Central plazas, which were designed to encourage interaction between residents, "became war zones for teenage gangs, forcing the UDC to install gates and other physical barriers to separate groups from one another and make other residents feel more secure." In 1985, when two boys were found slain in a stairwell at Twin Parks South West, residents complained about crime in the building and a security guard called it a "death trap." In 1986, accused murderer Larry Davis was apprehended after taking refuge in an apartment he had taken by force at Twin Parks West.

The project's original intent to foster integration was not realized. In 1973, Logue concluded that efforts to integrate Twin Parks were largely "hopeless." However, efforts to integrate different income groups were more successful. Tenants of the privately owned buildings also have expressed concern that their protection from rent increases under the Mitchell-Lama program will someday terminate, though state action in 2013 guaranteed affordable rents for another 40 years.

Twin Parks was sold in 2019 to a private partnership between LIHC Investment Group, Belveron Partners, and Camber Property Group, who purchased it along with other Bronx buildings for a total price of $166 million. Camber was responsible for day-to-day operations. Camber's co-founders include Rick Gropper, a housing adviser to Mayor Eric Adams.

Over the years, Twin Parks West became the home of a large West African and Muslim population, notably many immigrants from The Gambia, as well as smaller communities from Mali and Burkina Faso. Most of the Gambian and Gambian American residents of the building are from the same town of Allunhari (also spelled Allunhare), a community of approximately 5,500 people in the Upper River Division of The Gambia. Gambians from Allunhari began moving to the building around 1980. The leader of the local Gambian community, Abdoulie Touray, moved to Twin Parks North West, the site of the 2022 fire, in the 1970s.

=== Maintenance issues and renovations ===
In buildings under private management, tenants complained of poor maintenance, though buildings under city management drew fewer complaints. A chapter on Twin Parks in the 2015 book Affordable Housing in New York found that private managers "systematically diminished many of the innovative design characteristics of the Twin Parks complexes." Windows of common areas were replaced with steel panels, cinder blocks and bricked off; access to rooftop patios was terminated, and terraced areas were covered with concrete.

In 1974, residents of three Twin Parks' buildings complained that over the previous two years, high winds would cause apartment windows to fall out and land on the ground. The problem affected 200 windows at the project. Tenants withheld rent in protest, and the owners acknowledged the problem and said they were seeking to remedy it.

In 1977, the New York Daily News reported that Urban Development Corporation buildings, including the building that was the site of the 2022 fire, had inferior electrical wiring that could pose a fire hazard. The source of the problem was that under its mandate from the state, the UDC was not subject to building codes and other municipal regulations, and could issue its own certificates of occupancy. In a series of articles on potential fire hazards at the UDC structures, co-written by author Martin Mayer, it was noted that inspectors with the Board of Fire Underwriters found "building violations of an electrical nature" at 333 East 181st Street, the location of the 2022 fire, another Twin Parks building and other UDC properties.

** Stated goal A **
According to the Twin Parks passage, how many windows were affected by the problem residents reported in 1974?

** Dataset content **

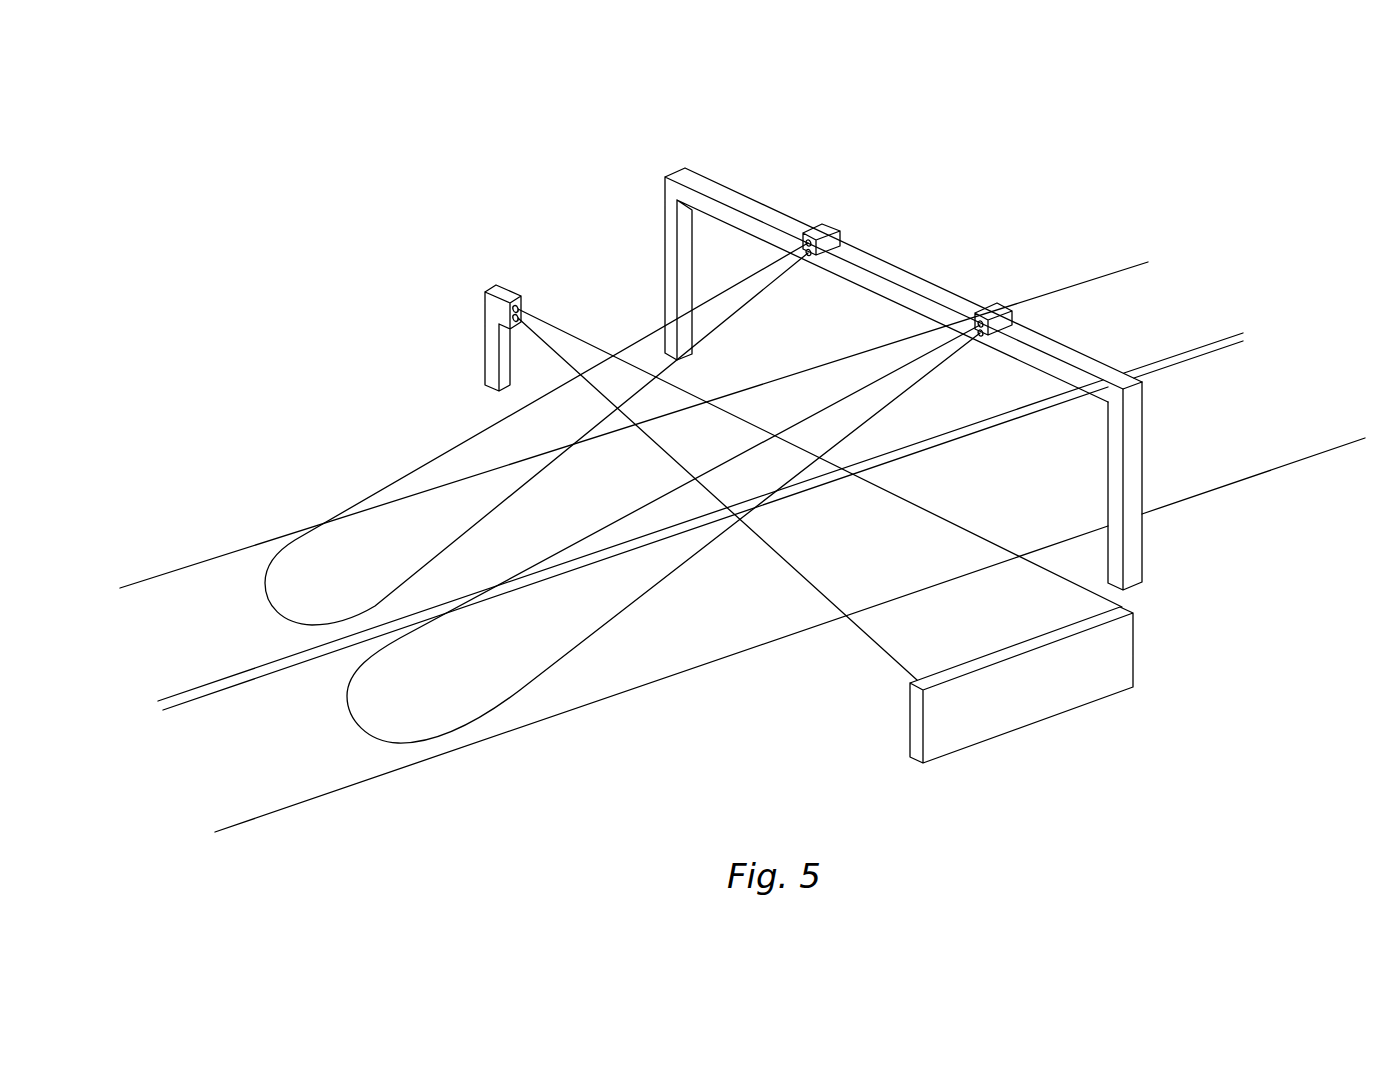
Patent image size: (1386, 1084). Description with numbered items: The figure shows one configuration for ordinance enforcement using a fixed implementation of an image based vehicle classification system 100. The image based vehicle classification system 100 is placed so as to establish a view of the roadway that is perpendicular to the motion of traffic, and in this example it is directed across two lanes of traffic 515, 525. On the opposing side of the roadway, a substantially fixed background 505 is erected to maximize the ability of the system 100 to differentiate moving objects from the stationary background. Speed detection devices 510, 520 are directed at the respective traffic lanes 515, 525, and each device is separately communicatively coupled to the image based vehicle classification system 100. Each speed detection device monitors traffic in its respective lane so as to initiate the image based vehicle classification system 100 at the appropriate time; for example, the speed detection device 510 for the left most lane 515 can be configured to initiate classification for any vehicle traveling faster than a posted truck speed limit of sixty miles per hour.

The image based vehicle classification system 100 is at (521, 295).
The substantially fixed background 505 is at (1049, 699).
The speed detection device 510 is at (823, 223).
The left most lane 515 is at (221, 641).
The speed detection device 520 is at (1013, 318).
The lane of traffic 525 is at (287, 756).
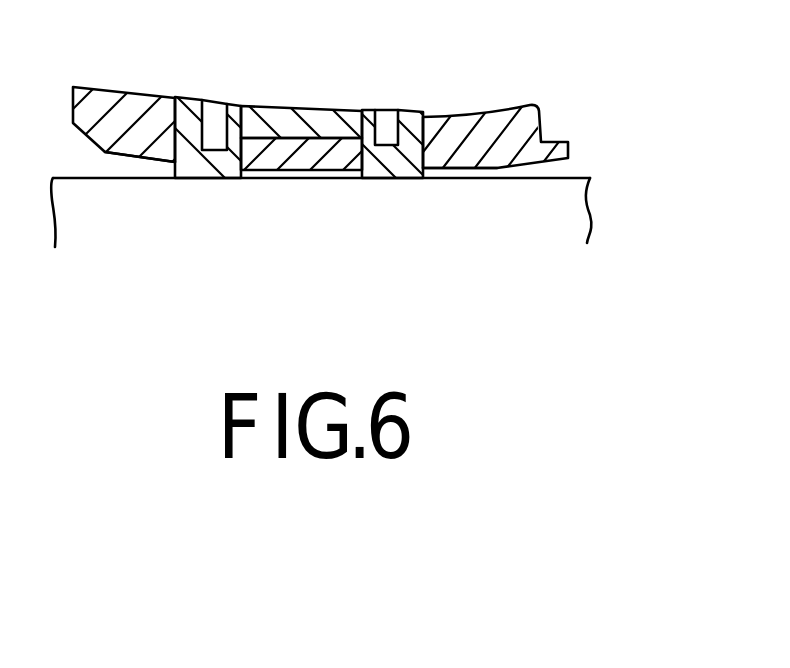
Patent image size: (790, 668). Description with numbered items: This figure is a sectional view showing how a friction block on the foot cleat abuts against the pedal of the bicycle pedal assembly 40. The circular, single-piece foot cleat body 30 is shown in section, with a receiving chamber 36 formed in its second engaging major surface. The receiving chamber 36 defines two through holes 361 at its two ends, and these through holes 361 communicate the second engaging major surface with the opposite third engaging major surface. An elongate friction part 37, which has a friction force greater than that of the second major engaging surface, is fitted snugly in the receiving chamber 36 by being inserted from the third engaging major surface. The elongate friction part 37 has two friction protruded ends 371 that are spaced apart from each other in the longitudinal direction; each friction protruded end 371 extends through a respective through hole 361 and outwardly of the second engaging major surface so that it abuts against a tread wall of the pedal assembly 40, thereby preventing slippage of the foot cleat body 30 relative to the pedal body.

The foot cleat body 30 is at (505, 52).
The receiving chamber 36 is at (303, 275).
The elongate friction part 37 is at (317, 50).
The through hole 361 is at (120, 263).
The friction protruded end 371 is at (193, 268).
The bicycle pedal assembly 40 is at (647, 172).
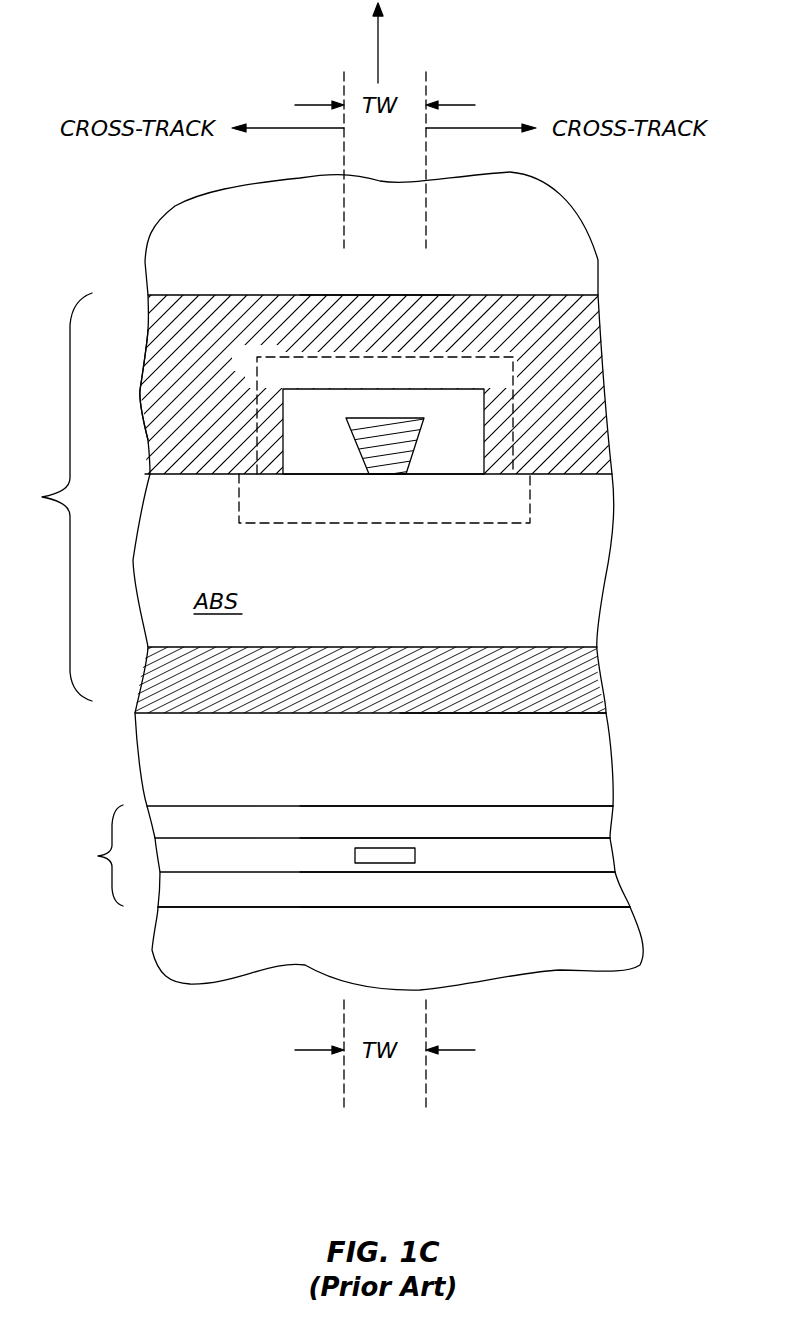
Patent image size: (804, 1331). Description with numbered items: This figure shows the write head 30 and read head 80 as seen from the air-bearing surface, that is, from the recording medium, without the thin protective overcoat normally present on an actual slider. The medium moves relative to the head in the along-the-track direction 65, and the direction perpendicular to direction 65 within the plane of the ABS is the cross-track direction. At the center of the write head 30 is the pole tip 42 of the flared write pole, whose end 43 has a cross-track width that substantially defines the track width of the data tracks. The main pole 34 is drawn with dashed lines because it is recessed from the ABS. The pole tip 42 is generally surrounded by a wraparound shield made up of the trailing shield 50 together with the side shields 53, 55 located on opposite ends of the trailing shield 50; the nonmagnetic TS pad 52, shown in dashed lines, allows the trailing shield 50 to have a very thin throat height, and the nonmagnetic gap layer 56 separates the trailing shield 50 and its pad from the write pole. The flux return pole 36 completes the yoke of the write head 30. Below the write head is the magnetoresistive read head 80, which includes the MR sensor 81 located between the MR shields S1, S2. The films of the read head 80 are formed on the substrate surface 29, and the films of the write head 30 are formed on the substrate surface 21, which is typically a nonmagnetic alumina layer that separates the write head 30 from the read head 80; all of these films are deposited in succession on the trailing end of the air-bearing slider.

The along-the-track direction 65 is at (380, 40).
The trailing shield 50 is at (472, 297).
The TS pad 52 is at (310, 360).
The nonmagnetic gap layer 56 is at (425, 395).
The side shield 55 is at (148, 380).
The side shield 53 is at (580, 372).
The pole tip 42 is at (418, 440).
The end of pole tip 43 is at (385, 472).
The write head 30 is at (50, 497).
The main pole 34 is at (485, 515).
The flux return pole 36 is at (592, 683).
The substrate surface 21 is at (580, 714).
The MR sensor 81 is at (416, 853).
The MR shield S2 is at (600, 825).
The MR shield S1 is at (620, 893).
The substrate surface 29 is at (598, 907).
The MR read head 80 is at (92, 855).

** Stated goal B **
In the records, change "recording medium" to "storage medium" in the lines from the one holding "Patent image size: (804, 1331)." through the one holding "The MR sensor 81 is at (416, 853).", inclusive. Leave everything else unchanged and return only those lines.

** Result A **
200 windows

** Result B **
Patent image size: (804, 1331). Description with numbered items: This figure shows the write head 30 and read head 80 as seen from the air-bearing surface, that is, from the storage medium, without the thin protective overcoat normally present on an actual slider. The medium moves relative to the head in the along-the-track direction 65, and the direction perpendicular to direction 65 within the plane of the ABS is the cross-track direction. At the center of the write head 30 is the pole tip 42 of the flared write pole, whose end 43 has a cross-track width that substantially defines the track width of the data tracks. The main pole 34 is drawn with dashed lines because it is recessed from the ABS. The pole tip 42 is generally surrounded by a wraparound shield made up of the trailing shield 50 together with the side shields 53, 55 located on opposite ends of the trailing shield 50; the nonmagnetic TS pad 52, shown in dashed lines, allows the trailing shield 50 to have a very thin throat height, and the nonmagnetic gap layer 56 separates the trailing shield 50 and its pad from the write pole. The flux return pole 36 completes the yoke of the write head 30. Below the write head is the magnetoresistive read head 80, which includes the MR sensor 81 located between the MR shields S1, S2. The films of the read head 80 are formed on the substrate surface 29, and the films of the write head 30 are formed on the substrate surface 21, which is typically a nonmagnetic alumina layer that separates the write head 30 from the read head 80; all of these films are deposited in succession on the trailing end of the air-bearing slider.

The along-the-track direction 65 is at (380, 40).
The trailing shield 50 is at (472, 297).
The TS pad 52 is at (310, 360).
The nonmagnetic gap layer 56 is at (425, 395).
The side shield 55 is at (148, 380).
The side shield 53 is at (580, 372).
The pole tip 42 is at (418, 440).
The end of pole tip 43 is at (385, 472).
The write head 30 is at (50, 497).
The main pole 34 is at (485, 515).
The flux return pole 36 is at (592, 683).
The substrate surface 21 is at (580, 714).
The MR sensor 81 is at (416, 853).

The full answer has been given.